◆ **What is being asked**
Exactly reproduce each entry, leaving out nothing.

════════════════

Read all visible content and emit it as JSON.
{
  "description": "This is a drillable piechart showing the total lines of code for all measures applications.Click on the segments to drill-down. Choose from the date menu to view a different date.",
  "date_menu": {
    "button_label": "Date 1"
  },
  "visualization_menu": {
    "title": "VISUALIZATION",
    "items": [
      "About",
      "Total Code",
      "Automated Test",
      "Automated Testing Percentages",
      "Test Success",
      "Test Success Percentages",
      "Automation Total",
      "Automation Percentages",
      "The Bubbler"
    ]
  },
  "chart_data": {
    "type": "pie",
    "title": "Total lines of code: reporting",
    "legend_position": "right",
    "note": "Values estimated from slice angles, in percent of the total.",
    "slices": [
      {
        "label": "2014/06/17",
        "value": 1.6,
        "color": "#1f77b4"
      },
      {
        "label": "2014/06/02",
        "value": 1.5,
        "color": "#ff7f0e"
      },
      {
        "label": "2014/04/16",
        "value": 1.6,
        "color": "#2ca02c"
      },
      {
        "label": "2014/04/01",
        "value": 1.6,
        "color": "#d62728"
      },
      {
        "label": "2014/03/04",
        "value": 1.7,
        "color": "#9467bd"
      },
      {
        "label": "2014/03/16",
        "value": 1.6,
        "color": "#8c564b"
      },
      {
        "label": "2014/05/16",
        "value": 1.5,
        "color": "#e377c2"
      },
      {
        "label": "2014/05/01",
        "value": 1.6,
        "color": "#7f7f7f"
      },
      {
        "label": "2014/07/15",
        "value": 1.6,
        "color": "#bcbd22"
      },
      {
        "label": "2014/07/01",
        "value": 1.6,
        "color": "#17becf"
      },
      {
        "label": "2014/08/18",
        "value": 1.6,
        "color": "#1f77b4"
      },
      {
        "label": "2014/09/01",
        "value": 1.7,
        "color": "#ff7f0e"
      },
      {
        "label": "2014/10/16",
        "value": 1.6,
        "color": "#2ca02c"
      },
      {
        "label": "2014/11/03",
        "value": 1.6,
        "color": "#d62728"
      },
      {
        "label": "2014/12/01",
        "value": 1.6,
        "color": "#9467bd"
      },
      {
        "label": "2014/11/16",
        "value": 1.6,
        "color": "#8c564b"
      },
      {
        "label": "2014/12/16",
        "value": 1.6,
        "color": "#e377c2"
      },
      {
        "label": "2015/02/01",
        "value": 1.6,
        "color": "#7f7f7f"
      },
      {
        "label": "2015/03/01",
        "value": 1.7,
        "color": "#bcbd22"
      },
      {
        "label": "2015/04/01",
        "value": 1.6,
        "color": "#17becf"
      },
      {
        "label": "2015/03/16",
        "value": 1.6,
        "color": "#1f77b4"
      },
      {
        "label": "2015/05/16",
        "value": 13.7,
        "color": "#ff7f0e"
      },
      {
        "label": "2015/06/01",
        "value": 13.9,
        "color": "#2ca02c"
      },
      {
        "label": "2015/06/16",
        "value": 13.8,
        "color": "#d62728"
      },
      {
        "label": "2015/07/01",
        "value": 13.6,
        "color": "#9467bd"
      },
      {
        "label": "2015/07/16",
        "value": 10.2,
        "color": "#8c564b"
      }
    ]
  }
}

════════════════

◆ **Response**
Read all visible content and emit it as JSON.
{
  "description": "This is a drillable piechart showing the total lines of code for all measures applications.Click on the segments to drill-down. Choose from the date menu to view a different date.",
  "date_menu": {
    "button_label": "Date 1"
  },
  "visualization_menu": {
    "title": "VISUALIZATION",
    "items": [
      "About",
      "Total Code",
      "Automated Test",
      "Automated Testing Percentages",
      "Test Success",
      "Test Success Percentages",
      "Automation Total",
      "Automation Percentages",
      "The Bubbler"
    ]
  },
  "chart_data": {
    "type": "pie",
    "title": "Total lines of code: reporting",
    "legend_position": "right",
    "note": "Values estimated from slice angles, in percent of the total.",
    "slices": [
      {
        "label": "2014/06/17",
        "value": 1.6,
        "color": "#1f77b4"
      },
      {
        "label": "2014/06/02",
        "value": 1.5,
        "color": "#ff7f0e"
      },
      {
        "label": "2014/04/16",
        "value": 1.6,
        "color": "#2ca02c"
      },
      {
        "label": "2014/04/01",
        "value": 1.6,
        "color": "#d62728"
      },
      {
        "label": "2014/03/04",
        "value": 1.7,
        "color": "#9467bd"
      },
      {
        "label": "2014/03/16",
        "value": 1.6,
        "color": "#8c564b"
      },
      {
        "label": "2014/05/16",
        "value": 1.5,
        "color": "#e377c2"
      },
      {
        "label": "2014/05/01",
        "value": 1.6,
        "color": "#7f7f7f"
      },
      {
        "label": "2014/07/15",
        "value": 1.6,
        "color": "#bcbd22"
      },
      {
        "label": "2014/07/01",
        "value": 1.6,
        "color": "#17becf"
      },
      {
        "label": "2014/08/18",
        "value": 1.6,
        "color": "#1f77b4"
      },
      {
        "label": "2014/09/01",
        "value": 1.7,
        "color": "#ff7f0e"
      },
      {
        "label": "2014/10/16",
        "value": 1.6,
        "color": "#2ca02c"
      },
      {
        "label": "2014/11/03",
        "value": 1.6,
        "color": "#d62728"
      },
      {
        "label": "2014/12/01",
        "value": 1.6,
        "color": "#9467bd"
      },
      {
        "label": "2014/11/16",
        "value": 1.6,
        "color": "#8c564b"
      },
      {
        "label": "2014/12/16",
        "value": 1.6,
        "color": "#e377c2"
      },
      {
        "label": "2015/02/01",
        "value": 1.6,
        "color": "#7f7f7f"
      },
      {
        "label": "2015/03/01",
        "value": 1.7,
        "color": "#bcbd22"
      },
      {
        "label": "2015/04/01",
        "value": 1.6,
        "color": "#17becf"
      },
      {
        "label": "2015/03/16",
        "value": 1.6,
        "color": "#1f77b4"
      },
      {
        "label": "2015/05/16",
        "value": 13.7,
        "color": "#ff7f0e"
      },
      {
        "label": "2015/06/01",
        "value": 13.9,
        "color": "#2ca02c"
      },
      {
        "label": "2015/06/16",
        "value": 13.8,
        "color": "#d62728"
      },
      {
        "label": "2015/07/01",
        "value": 13.6,
        "color": "#9467bd"
      },
      {
        "label": "2015/07/16",
        "value": 10.2,
        "color": "#8c564b"
      }
    ]
  }
}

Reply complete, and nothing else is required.